#### EXERCISE TASK:
All of the listing below must be repeated word for word. Pictures are the only thing to omit.

#### SUPPLIED DATA:
^^^^

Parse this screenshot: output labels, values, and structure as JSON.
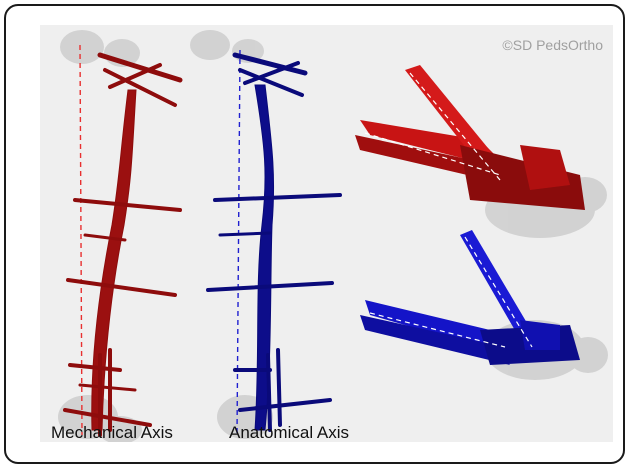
{
  "watermark": "©SD PedsOrtho",
  "captions": {
    "mechanical": "Mechanical Axis",
    "anatomical": "Anatomical Axis"
  },
  "colors": {
    "mechanical_model": "#9b1010",
    "anatomical_model": "#0d0d8a",
    "red_frame": "#d01010",
    "blue_frame": "#1a1ad0",
    "bone": "#cfcfcf",
    "background": "#efefef"
  }
}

^^^^

#### SOLVED EXERCISE:
Parse this screenshot: output labels, values, and structure as JSON.
{
  "watermark": "©SD PedsOrtho",
  "captions": {
    "mechanical": "Mechanical Axis",
    "anatomical": "Anatomical Axis"
  },
  "colors": {
    "mechanical_model": "#9b1010",
    "anatomical_model": "#0d0d8a",
    "red_frame": "#d01010",
    "blue_frame": "#1a1ad0",
    "bone": "#cfcfcf",
    "background": "#efefef"
  }
}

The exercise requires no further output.